[WHAT IS BEING ASKED]:
Read the records below and copy each line that contains "Give".

_ _ _ _ _

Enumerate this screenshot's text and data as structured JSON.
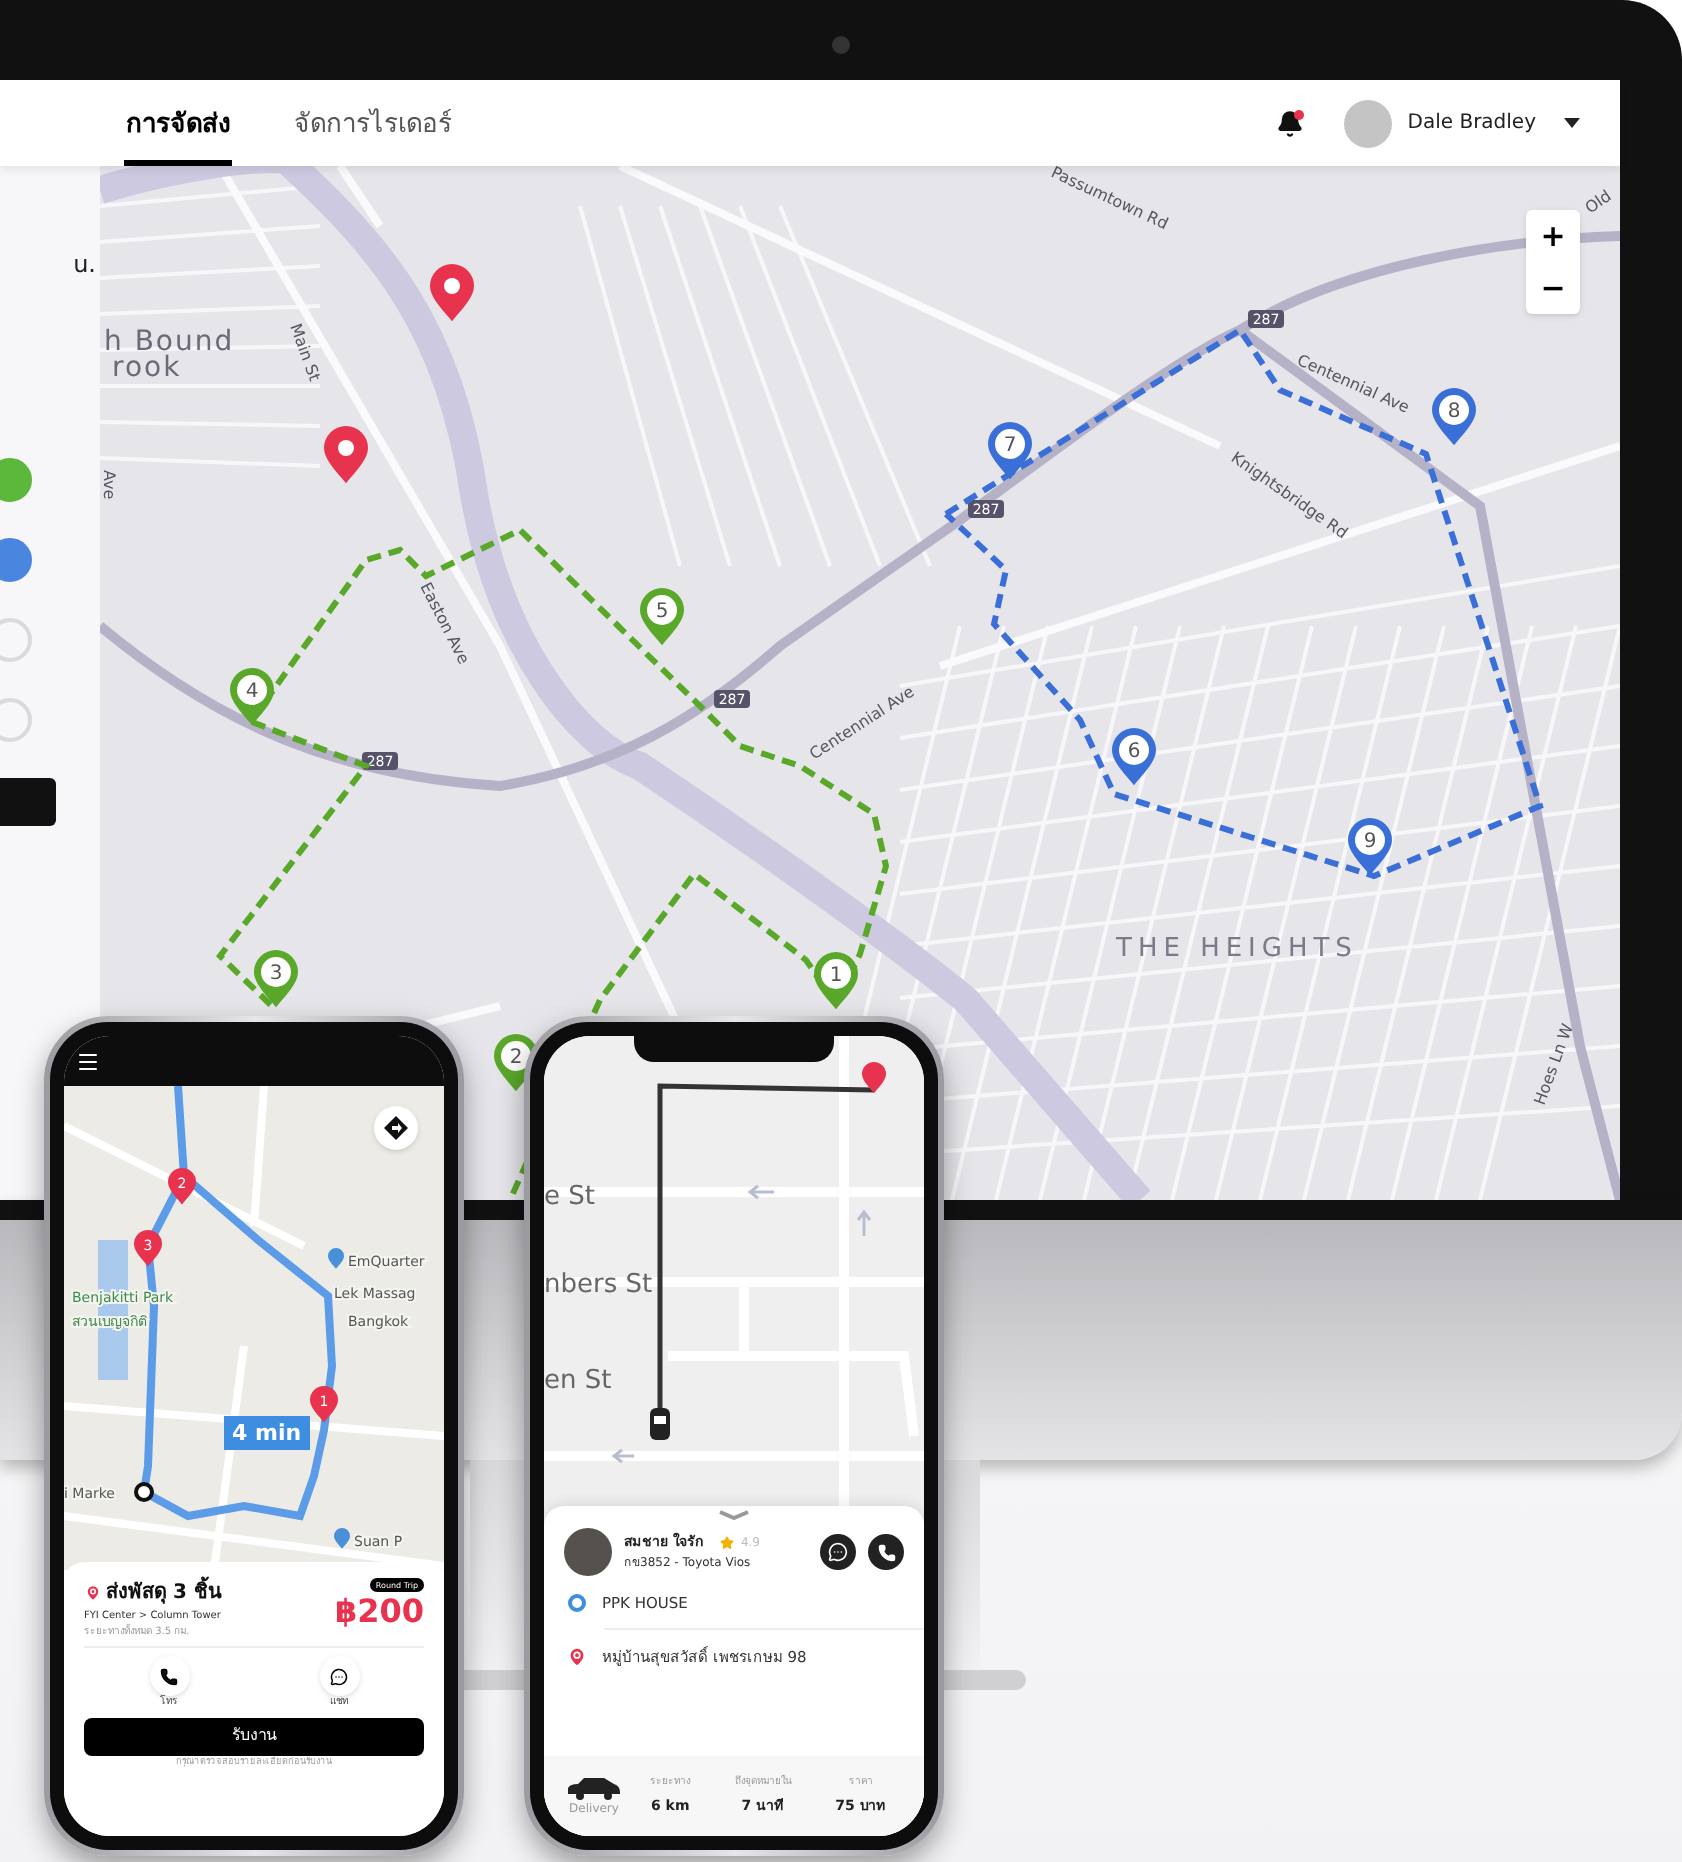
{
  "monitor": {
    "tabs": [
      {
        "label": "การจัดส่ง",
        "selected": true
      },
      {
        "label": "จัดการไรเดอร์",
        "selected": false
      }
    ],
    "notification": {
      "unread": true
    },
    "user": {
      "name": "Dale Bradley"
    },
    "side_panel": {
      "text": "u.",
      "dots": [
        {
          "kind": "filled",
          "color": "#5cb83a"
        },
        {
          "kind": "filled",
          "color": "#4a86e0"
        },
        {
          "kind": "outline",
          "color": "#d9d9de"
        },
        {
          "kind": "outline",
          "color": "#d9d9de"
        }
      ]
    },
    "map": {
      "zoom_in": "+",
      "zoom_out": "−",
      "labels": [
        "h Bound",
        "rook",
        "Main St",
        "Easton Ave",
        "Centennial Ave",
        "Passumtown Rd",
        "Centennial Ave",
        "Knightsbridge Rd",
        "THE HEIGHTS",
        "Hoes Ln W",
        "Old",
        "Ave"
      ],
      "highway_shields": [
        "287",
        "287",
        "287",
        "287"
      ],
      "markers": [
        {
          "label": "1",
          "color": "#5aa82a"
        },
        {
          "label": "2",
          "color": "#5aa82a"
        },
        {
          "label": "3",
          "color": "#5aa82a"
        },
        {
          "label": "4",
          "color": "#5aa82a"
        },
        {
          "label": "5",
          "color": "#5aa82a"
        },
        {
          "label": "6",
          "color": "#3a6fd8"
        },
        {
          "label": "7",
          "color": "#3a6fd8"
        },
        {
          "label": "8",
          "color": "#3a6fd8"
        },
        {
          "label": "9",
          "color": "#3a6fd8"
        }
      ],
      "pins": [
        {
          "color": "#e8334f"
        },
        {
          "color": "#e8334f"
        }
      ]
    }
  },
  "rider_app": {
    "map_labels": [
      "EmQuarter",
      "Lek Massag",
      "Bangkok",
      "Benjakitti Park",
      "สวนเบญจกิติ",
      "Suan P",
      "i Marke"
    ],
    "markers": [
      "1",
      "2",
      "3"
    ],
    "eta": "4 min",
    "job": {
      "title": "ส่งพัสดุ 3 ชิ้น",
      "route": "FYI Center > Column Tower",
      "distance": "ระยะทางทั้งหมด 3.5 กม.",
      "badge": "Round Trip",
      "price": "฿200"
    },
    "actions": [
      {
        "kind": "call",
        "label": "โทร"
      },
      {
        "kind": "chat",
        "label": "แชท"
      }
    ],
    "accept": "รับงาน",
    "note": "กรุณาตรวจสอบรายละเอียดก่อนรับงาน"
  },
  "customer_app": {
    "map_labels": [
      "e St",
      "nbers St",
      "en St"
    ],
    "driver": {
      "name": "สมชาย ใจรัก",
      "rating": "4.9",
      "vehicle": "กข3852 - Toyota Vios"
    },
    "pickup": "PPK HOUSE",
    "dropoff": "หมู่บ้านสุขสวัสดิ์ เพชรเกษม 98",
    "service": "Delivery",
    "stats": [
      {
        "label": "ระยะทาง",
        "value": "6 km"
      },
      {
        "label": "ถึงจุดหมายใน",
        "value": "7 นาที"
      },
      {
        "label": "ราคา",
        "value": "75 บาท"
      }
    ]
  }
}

_ _ _ _ _

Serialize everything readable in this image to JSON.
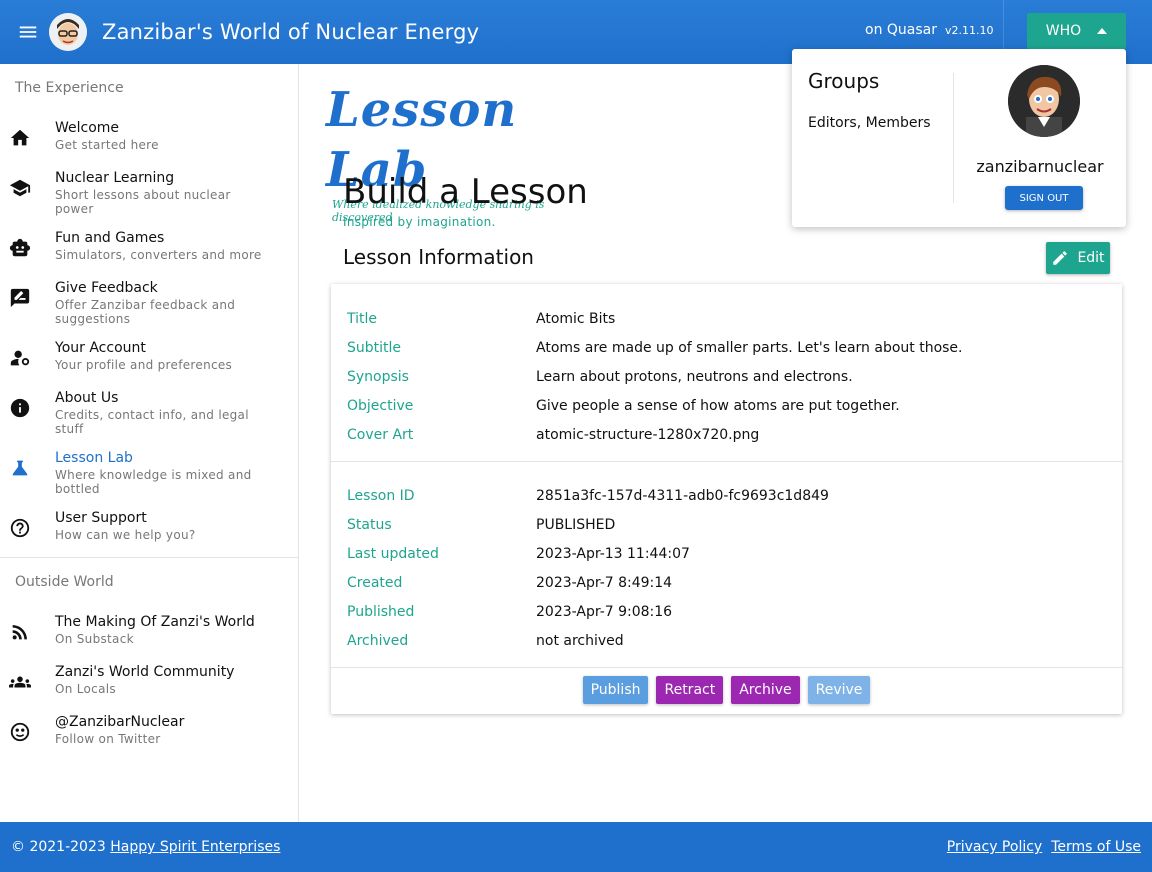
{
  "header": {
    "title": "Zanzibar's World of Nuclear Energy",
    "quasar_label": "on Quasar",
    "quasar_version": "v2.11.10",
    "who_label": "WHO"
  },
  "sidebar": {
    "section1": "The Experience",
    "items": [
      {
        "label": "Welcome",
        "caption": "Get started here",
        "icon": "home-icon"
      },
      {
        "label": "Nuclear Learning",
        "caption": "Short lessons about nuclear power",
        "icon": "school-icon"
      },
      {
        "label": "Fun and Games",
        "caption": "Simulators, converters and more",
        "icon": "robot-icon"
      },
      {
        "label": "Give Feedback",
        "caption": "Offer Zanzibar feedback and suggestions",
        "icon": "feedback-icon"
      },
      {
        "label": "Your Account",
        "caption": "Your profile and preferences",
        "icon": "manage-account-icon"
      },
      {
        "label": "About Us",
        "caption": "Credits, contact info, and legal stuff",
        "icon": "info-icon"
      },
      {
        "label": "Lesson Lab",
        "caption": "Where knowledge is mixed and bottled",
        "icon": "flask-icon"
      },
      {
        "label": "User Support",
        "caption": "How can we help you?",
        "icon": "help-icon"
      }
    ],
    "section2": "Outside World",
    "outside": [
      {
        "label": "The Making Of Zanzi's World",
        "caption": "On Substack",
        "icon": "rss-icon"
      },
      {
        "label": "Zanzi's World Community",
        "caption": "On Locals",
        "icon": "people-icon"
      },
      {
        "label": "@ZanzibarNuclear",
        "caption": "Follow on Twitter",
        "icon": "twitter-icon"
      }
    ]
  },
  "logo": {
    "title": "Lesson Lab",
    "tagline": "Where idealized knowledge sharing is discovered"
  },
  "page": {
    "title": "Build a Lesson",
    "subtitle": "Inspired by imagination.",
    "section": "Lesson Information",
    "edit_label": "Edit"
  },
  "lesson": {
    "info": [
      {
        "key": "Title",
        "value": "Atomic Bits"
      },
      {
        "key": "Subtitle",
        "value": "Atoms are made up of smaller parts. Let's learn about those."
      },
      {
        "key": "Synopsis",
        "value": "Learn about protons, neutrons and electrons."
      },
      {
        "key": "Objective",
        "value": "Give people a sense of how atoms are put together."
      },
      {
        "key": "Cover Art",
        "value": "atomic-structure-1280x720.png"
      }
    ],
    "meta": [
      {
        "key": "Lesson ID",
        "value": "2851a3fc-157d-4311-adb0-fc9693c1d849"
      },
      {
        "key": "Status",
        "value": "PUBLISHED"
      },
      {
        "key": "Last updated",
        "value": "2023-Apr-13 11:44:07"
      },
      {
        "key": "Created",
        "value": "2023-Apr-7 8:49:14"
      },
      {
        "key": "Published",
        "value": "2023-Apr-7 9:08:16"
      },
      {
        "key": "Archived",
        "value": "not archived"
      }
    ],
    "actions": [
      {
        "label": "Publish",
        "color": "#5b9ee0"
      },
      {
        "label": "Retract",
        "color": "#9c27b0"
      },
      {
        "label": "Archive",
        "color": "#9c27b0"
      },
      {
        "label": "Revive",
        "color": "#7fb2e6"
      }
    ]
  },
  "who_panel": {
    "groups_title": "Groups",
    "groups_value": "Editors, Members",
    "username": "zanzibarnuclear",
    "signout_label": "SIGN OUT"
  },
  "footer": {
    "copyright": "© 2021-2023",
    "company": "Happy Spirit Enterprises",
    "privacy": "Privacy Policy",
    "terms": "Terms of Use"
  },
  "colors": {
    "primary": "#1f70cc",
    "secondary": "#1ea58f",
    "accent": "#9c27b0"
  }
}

_ _ _ _ _

[TASK RESULT]:
        "label": "Give Feedback",
        "value": "Give people a sense of how atoms are put together."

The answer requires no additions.